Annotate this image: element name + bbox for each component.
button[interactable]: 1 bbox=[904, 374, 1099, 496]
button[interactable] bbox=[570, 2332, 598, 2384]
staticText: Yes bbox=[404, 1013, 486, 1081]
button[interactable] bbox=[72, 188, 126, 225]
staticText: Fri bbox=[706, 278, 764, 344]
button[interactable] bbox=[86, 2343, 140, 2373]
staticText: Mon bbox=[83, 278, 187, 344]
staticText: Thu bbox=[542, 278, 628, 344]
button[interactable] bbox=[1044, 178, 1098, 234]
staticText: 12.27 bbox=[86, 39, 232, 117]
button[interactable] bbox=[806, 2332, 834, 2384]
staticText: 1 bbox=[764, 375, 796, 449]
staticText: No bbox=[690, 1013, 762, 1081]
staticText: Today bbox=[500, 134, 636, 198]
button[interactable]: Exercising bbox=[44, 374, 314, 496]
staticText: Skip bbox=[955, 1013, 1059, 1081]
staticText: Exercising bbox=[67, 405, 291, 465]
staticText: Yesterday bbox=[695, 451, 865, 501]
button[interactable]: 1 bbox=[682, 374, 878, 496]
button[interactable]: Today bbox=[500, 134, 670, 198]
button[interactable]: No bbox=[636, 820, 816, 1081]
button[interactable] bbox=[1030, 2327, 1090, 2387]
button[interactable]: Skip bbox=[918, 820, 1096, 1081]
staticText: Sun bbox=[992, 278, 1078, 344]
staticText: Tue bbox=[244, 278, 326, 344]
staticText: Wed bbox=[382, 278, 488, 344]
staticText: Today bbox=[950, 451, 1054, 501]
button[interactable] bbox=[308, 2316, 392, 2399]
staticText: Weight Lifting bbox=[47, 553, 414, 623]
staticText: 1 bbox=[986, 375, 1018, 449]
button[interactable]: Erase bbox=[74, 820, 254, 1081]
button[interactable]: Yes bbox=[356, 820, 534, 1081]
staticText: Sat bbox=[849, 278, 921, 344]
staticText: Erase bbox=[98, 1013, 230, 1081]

--*--

» Stated problem:
Copy every line of the material above word for word, in the same order.

» Answer to the problem:
Annotate this image: element name + bbox for each component.
button[interactable]: 1 bbox=[904, 374, 1099, 496]
button[interactable] bbox=[570, 2332, 598, 2384]
staticText: Yes bbox=[404, 1013, 486, 1081]
button[interactable] bbox=[72, 188, 126, 225]
staticText: Fri bbox=[706, 278, 764, 344]
button[interactable] bbox=[86, 2343, 140, 2373]
staticText: Mon bbox=[83, 278, 187, 344]
staticText: Thu bbox=[542, 278, 628, 344]
button[interactable] bbox=[1044, 178, 1098, 234]
staticText: 12.27 bbox=[86, 39, 232, 117]
button[interactable] bbox=[806, 2332, 834, 2384]
staticText: 1 bbox=[764, 375, 796, 449]
staticText: No bbox=[690, 1013, 762, 1081]
staticText: Today bbox=[500, 134, 636, 198]
button[interactable]: Exercising bbox=[44, 374, 314, 496]
staticText: Skip bbox=[955, 1013, 1059, 1081]
staticText: Exercising bbox=[67, 405, 291, 465]
staticText: Yesterday bbox=[695, 451, 865, 501]
button[interactable]: 1 bbox=[682, 374, 878, 496]
button[interactable]: Today bbox=[500, 134, 670, 198]
button[interactable]: No bbox=[636, 820, 816, 1081]
button[interactable] bbox=[1030, 2327, 1090, 2387]
button[interactable]: Skip bbox=[918, 820, 1096, 1081]
staticText: Sun bbox=[992, 278, 1078, 344]
staticText: Tue bbox=[244, 278, 326, 344]
staticText: Wed bbox=[382, 278, 488, 344]
staticText: Today bbox=[950, 451, 1054, 501]
button[interactable] bbox=[308, 2316, 392, 2399]
staticText: Weight Lifting bbox=[47, 553, 414, 623]
staticText: 1 bbox=[986, 375, 1018, 449]
button[interactable]: Erase bbox=[74, 820, 254, 1081]
button[interactable]: Yes bbox=[356, 820, 534, 1081]
staticText: Sat bbox=[849, 278, 921, 344]
staticText: Erase bbox=[98, 1013, 230, 1081]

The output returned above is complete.